■ **Goal**
Your job is to retype all of the data word for word, leaving every image out.

'''

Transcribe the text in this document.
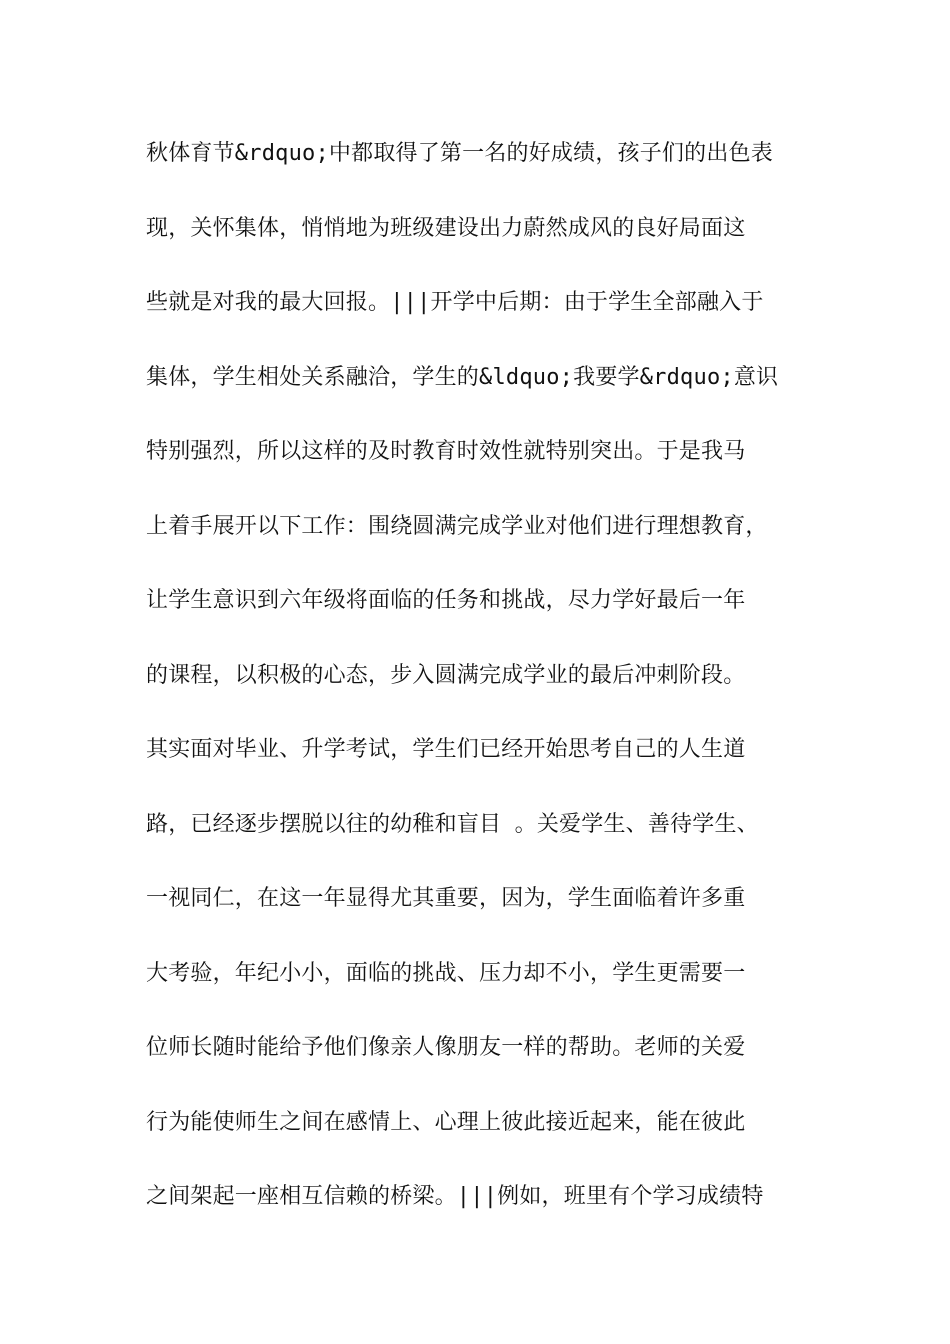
秋体育节&rdquo;中都取得了第一名的好成绩，孩子们的出色表
现，关怀集体，悄悄地为班级建设出力蔚然成风的良好局面这
些就是对我的最大回报。|||开学中后期：由于学生全部融入于
集体，学生相处关系融洽，学生的&ldquo;我要学&rdquo;意识
特别强烈，所以这样的及时教育时效性就特别突出。于是我马
上着手展开以下工作：围绕圆满完成学业对他们进行理想教育，
让学生意识到六年级将面临的任务和挑战，尽力学好最后一年
的课程，以积极的心态，步入圆满完成学业的最后冲刺阶段。
其实面对毕业、升学考试，学生们已经开始思考自己的人生道
路，已经逐步摆脱以往的幼稚和盲目 。关爱学生、善待学生、
一视同仁，在这一年显得尤其重要，因为，学生面临着许多重
大考验，年纪小小，面临的挑战、压力却不小，学生更需要一
位师长随时能给予他们像亲人像朋友一样的帮助。老师的关爱
行为能使师生之间在感情上、心理上彼此接近起来，能在彼此
之间架起一座相互信赖的桥梁。|||例如，班里有个学习成绩特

'''

■ **Response**
Transcribe the text in this document.
秋体育节&rdquo;中都取得了第一名的好成绩，孩子们的出色表
现，关怀集体，悄悄地为班级建设出力蔚然成风的良好局面这
些就是对我的最大回报。|||开学中后期：由于学生全部融入于
集体，学生相处关系融洽，学生的&ldquo;我要学&rdquo;意识
特别强烈，所以这样的及时教育时效性就特别突出。于是我马
上着手展开以下工作：围绕圆满完成学业对他们进行理想教育，
让学生意识到六年级将面临的任务和挑战，尽力学好最后一年
的课程，以积极的心态，步入圆满完成学业的最后冲刺阶段。
其实面对毕业、升学考试，学生们已经开始思考自己的人生道
路，已经逐步摆脱以往的幼稚和盲目 。关爱学生、善待学生、
一视同仁，在这一年显得尤其重要，因为，学生面临着许多重
大考验，年纪小小，面临的挑战、压力却不小，学生更需要一
位师长随时能给予他们像亲人像朋友一样的帮助。老师的关爱
行为能使师生之间在感情上、心理上彼此接近起来，能在彼此
之间架起一座相互信赖的桥梁。|||例如，班里有个学习成绩特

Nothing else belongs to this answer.